▸ **Task**: Pull every line containing "multiples" from the entries.

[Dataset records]
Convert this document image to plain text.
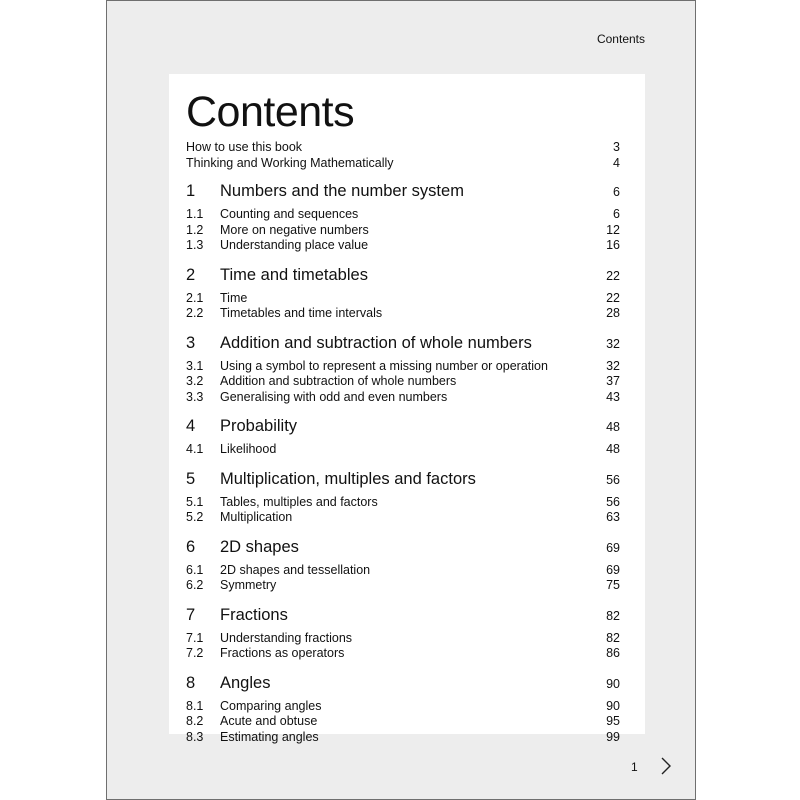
Contents
Contents
How to use this book	3
Thinking and Working Mathematically	4
1	Numbers and the number system	6
1.1	Counting and sequences	6
1.2	More on negative numbers	12
1.3	Understanding place value	16
2	Time and timetables	22
2.1	Time	22
2.2	Timetables and time intervals	28
3	Addition and subtraction of whole numbers	32
3.1	Using a symbol to represent a missing number or operation	32
3.2	Addition and subtraction of whole numbers	37
3.3	Generalising with odd and even numbers	43
4	Probability	48
4.1	Likelihood	48
5	Multiplication, multiples and factors	56
5.1	Tables, multiples and factors	56
5.2	Multiplication	63
6	2D shapes	69
6.1	2D shapes and tessellation	69
6.2	Symmetry	75
7	Fractions	82
7.1	Understanding fractions	82
7.2	Fractions as operators	86
8	Angles	90
8.1	Comparing angles	90
8.2	Acute and obtuse	95
8.3	Estimating angles	99
1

▸ **Solution for this problem**:
5	Multiplication, multiples and factors	56
5.1	Tables, multiples and factors	56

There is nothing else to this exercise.